▶ **PROBLEM STATEMENT**
Below is a block of records; repeat each one exactly.

[Records contained in a dataset]

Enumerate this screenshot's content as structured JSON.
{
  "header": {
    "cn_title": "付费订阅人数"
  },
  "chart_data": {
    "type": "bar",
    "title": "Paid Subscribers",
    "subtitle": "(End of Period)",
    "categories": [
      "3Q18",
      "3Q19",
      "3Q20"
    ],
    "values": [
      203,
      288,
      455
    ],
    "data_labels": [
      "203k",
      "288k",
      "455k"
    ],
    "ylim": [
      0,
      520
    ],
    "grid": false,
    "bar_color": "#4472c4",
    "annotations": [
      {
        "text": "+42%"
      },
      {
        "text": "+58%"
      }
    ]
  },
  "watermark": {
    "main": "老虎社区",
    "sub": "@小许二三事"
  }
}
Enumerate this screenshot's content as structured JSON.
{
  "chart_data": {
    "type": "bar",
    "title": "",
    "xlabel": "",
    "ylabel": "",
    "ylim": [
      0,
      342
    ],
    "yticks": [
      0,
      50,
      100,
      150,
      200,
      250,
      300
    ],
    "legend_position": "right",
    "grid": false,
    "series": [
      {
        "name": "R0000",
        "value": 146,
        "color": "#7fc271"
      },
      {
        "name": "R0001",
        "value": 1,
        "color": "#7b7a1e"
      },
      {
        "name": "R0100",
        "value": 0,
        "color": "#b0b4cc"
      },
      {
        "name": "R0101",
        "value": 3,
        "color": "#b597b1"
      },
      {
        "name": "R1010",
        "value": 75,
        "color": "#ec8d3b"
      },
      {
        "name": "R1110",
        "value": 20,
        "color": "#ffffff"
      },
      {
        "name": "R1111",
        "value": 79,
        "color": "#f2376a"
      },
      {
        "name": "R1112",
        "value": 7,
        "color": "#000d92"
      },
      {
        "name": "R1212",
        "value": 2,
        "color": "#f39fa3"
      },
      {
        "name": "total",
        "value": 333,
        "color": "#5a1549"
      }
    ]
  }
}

▶ **ANSWER**
Enumerate this screenshot's content as structured JSON.
{
  "header": {
    "cn_title": "付费订阅人数"
  },
  "chart_data": {
    "type": "bar",
    "title": "Paid Subscribers",
    "subtitle": "(End of Period)",
    "categories": [
      "3Q18",
      "3Q19",
      "3Q20"
    ],
    "values": [
      203,
      288,
      455
    ],
    "data_labels": [
      "203k",
      "288k",
      "455k"
    ],
    "ylim": [
      0,
      520
    ],
    "grid": false,
    "bar_color": "#4472c4",
    "annotations": [
      {
        "text": "+42%"
      },
      {
        "text": "+58%"
      }
    ]
  },
  "watermark": {
    "main": "老虎社区",
    "sub": "@小许二三事"
  }
}
Enumerate this screenshot's content as structured JSON.
{
  "chart_data": {
    "type": "bar",
    "title": "",
    "xlabel": "",
    "ylabel": "",
    "ylim": [
      0,
      342
    ],
    "yticks": [
      0,
      50,
      100,
      150,
      200,
      250,
      300
    ],
    "legend_position": "right",
    "grid": false,
    "series": [
      {
        "name": "R0000",
        "value": 146,
        "color": "#7fc271"
      },
      {
        "name": "R0001",
        "value": 1,
        "color": "#7b7a1e"
      },
      {
        "name": "R0100",
        "value": 0,
        "color": "#b0b4cc"
      },
      {
        "name": "R0101",
        "value": 3,
        "color": "#b597b1"
      },
      {
        "name": "R1010",
        "value": 75,
        "color": "#ec8d3b"
      },
      {
        "name": "R1110",
        "value": 20,
        "color": "#ffffff"
      },
      {
        "name": "R1111",
        "value": 79,
        "color": "#f2376a"
      },
      {
        "name": "R1112",
        "value": 7,
        "color": "#000d92"
      },
      {
        "name": "R1212",
        "value": 2,
        "color": "#f39fa3"
      },
      {
        "name": "total",
        "value": 333,
        "color": "#5a1549"
      }
    ]
  }
}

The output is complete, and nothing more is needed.